Start of ENTRIES

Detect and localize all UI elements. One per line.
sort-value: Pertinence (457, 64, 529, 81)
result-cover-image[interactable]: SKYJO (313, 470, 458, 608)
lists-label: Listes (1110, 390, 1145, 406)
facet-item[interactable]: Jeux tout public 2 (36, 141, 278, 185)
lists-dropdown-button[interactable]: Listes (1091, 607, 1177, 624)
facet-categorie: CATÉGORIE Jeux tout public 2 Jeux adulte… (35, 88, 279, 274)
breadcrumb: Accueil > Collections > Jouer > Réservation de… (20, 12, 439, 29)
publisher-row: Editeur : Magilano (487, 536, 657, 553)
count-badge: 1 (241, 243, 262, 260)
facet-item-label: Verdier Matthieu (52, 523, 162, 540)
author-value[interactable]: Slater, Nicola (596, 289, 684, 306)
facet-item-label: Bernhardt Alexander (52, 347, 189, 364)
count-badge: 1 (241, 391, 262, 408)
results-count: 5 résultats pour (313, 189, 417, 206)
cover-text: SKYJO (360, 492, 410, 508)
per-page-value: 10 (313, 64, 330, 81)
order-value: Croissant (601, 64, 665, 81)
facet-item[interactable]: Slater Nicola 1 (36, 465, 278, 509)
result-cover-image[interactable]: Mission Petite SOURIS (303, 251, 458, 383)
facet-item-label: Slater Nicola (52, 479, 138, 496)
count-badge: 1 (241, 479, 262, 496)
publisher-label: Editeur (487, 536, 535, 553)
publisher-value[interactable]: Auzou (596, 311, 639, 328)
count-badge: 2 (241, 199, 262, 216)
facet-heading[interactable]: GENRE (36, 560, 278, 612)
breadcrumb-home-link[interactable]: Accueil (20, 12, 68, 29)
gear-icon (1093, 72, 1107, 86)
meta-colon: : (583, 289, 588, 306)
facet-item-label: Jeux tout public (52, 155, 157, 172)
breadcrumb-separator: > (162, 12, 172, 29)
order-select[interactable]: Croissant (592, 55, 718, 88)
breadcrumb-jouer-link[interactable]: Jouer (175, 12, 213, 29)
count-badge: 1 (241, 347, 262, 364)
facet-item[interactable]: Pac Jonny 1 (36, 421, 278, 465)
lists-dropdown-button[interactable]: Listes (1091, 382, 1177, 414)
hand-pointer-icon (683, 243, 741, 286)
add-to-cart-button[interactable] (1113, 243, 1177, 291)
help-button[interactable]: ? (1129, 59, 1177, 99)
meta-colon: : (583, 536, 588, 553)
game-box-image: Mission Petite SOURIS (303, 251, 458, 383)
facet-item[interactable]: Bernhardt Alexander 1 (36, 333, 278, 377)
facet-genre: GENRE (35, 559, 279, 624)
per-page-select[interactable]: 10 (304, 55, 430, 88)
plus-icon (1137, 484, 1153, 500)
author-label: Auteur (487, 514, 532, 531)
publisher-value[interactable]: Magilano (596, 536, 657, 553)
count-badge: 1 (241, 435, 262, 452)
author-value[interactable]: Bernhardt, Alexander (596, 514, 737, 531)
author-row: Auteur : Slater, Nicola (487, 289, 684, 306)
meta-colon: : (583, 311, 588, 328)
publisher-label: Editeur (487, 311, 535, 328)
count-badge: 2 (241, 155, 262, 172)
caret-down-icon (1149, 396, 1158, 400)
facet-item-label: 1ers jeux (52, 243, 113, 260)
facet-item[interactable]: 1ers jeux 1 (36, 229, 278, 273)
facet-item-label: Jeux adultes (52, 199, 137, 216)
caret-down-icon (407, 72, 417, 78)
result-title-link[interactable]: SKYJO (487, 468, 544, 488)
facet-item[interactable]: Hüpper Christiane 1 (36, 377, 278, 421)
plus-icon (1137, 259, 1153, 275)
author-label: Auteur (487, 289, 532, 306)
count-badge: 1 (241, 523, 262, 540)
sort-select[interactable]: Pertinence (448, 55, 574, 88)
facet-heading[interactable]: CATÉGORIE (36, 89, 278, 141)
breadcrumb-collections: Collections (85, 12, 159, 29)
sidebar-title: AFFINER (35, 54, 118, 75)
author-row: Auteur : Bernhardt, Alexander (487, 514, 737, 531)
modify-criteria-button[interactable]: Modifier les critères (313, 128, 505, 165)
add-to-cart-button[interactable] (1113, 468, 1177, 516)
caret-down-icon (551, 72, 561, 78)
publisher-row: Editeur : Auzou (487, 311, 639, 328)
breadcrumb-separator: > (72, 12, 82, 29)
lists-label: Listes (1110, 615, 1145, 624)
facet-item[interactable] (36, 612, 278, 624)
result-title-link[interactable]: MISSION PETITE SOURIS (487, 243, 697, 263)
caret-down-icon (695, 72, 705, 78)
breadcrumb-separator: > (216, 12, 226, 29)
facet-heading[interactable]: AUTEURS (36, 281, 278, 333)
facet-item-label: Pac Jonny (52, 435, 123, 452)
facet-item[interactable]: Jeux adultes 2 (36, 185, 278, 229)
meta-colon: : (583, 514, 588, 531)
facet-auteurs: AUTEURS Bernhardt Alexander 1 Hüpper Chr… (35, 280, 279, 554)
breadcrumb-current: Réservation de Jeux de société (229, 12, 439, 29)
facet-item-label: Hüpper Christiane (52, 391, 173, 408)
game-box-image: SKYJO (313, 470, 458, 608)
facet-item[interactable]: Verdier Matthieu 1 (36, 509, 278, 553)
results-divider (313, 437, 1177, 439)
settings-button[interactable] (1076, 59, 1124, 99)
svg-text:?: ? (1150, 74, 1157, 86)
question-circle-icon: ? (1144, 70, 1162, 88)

End of ENTRIES

_WHAT THE EXERCISE ASKS_
Write out the lines above exactly as they appear, from first to last.

_EXPECTED ANSWER_
Detect and localize all UI elements. One per line.
sort-value: Pertinence (457, 64, 529, 81)
result-cover-image[interactable]: SKYJO (313, 470, 458, 608)
lists-label: Listes (1110, 390, 1145, 406)
facet-item[interactable]: Jeux tout public 2 (36, 141, 278, 185)
lists-dropdown-button[interactable]: Listes (1091, 607, 1177, 624)
facet-categorie: CATÉGORIE Jeux tout public 2 Jeux adulte… (35, 88, 279, 274)
breadcrumb: Accueil > Collections > Jouer > Réservation de… (20, 12, 439, 29)
publisher-row: Editeur : Magilano (487, 536, 657, 553)
count-badge: 1 (241, 243, 262, 260)
facet-item-label: Verdier Matthieu (52, 523, 162, 540)
author-value[interactable]: Slater, Nicola (596, 289, 684, 306)
facet-item-label: Bernhardt Alexander (52, 347, 189, 364)
count-badge: 1 (241, 391, 262, 408)
results-count: 5 résultats pour (313, 189, 417, 206)
cover-text: SKYJO (360, 492, 410, 508)
per-page-value: 10 (313, 64, 330, 81)
order-value: Croissant (601, 64, 665, 81)
facet-item[interactable]: Slater Nicola 1 (36, 465, 278, 509)
result-cover-image[interactable]: Mission Petite SOURIS (303, 251, 458, 383)
facet-item-label: Slater Nicola (52, 479, 138, 496)
count-badge: 1 (241, 479, 262, 496)
publisher-label: Editeur (487, 536, 535, 553)
publisher-value[interactable]: Auzou (596, 311, 639, 328)
count-badge: 2 (241, 199, 262, 216)
facet-heading[interactable]: GENRE (36, 560, 278, 612)
breadcrumb-home-link[interactable]: Accueil (20, 12, 68, 29)
gear-icon (1093, 72, 1107, 86)
meta-colon: : (583, 289, 588, 306)
facet-item-label: Jeux tout public (52, 155, 157, 172)
breadcrumb-separator: > (162, 12, 172, 29)
order-select[interactable]: Croissant (592, 55, 718, 88)
breadcrumb-jouer-link[interactable]: Jouer (175, 12, 213, 29)
count-badge: 1 (241, 347, 262, 364)
facet-item[interactable]: Pac Jonny 1 (36, 421, 278, 465)
lists-dropdown-button[interactable]: Listes (1091, 382, 1177, 414)
hand-pointer-icon (683, 243, 741, 286)
add-to-cart-button[interactable] (1113, 243, 1177, 291)
help-button[interactable]: ? (1129, 59, 1177, 99)
meta-colon: : (583, 536, 588, 553)
game-box-image: Mission Petite SOURIS (303, 251, 458, 383)
facet-item[interactable]: Bernhardt Alexander 1 (36, 333, 278, 377)
facet-genre: GENRE (35, 559, 279, 624)
per-page-select[interactable]: 10 (304, 55, 430, 88)
plus-icon (1137, 484, 1153, 500)
author-label: Auteur (487, 514, 532, 531)
publisher-value[interactable]: Magilano (596, 536, 657, 553)
count-badge: 1 (241, 435, 262, 452)
author-value[interactable]: Bernhardt, Alexander (596, 514, 737, 531)
author-row: Auteur : Slater, Nicola (487, 289, 684, 306)
meta-colon: : (583, 311, 588, 328)
publisher-label: Editeur (487, 311, 535, 328)
count-badge: 2 (241, 155, 262, 172)
caret-down-icon (1149, 396, 1158, 400)
facet-item-label: 1ers jeux (52, 243, 113, 260)
facet-item[interactable]: 1ers jeux 1 (36, 229, 278, 273)
facet-item-label: Jeux adultes (52, 199, 137, 216)
caret-down-icon (407, 72, 417, 78)
result-title-link[interactable]: SKYJO (487, 468, 544, 488)
facet-item[interactable]: Hüpper Christiane 1 (36, 377, 278, 421)
plus-icon (1137, 259, 1153, 275)
author-label: Auteur (487, 289, 532, 306)
count-badge: 1 (241, 523, 262, 540)
sort-select[interactable]: Pertinence (448, 55, 574, 88)
facet-heading[interactable]: CATÉGORIE (36, 89, 278, 141)
breadcrumb-collections: Collections (85, 12, 159, 29)
sidebar-title: AFFINER (35, 54, 118, 75)
author-row: Auteur : Bernhardt, Alexander (487, 514, 737, 531)
modify-criteria-button[interactable]: Modifier les critères (313, 128, 505, 165)
add-to-cart-button[interactable] (1113, 468, 1177, 516)
caret-down-icon (551, 72, 561, 78)
publisher-row: Editeur : Auzou (487, 311, 639, 328)
breadcrumb-separator: > (72, 12, 82, 29)
lists-label: Listes (1110, 615, 1145, 624)
facet-item[interactable] (36, 612, 278, 624)
result-title-link[interactable]: MISSION PETITE SOURIS (487, 243, 697, 263)
caret-down-icon (695, 72, 705, 78)
breadcrumb-separator: > (216, 12, 226, 29)
facet-heading[interactable]: AUTEURS (36, 281, 278, 333)
facet-item-label: Pac Jonny (52, 435, 123, 452)
facet-item[interactable]: Jeux adultes 2 (36, 185, 278, 229)
meta-colon: : (583, 514, 588, 531)
facet-auteurs: AUTEURS Bernhardt Alexander 1 Hüpper Chr… (35, 280, 279, 554)
breadcrumb-current: Réservation de Jeux de société (229, 12, 439, 29)
facet-item-label: Hüpper Christiane (52, 391, 173, 408)
game-box-image: SKYJO (313, 470, 458, 608)
facet-item[interactable]: Verdier Matthieu 1 (36, 509, 278, 553)
results-divider (313, 437, 1177, 439)
settings-button[interactable] (1076, 59, 1124, 99)
svg-text:?: ? (1150, 74, 1157, 86)
question-circle-icon: ? (1144, 70, 1162, 88)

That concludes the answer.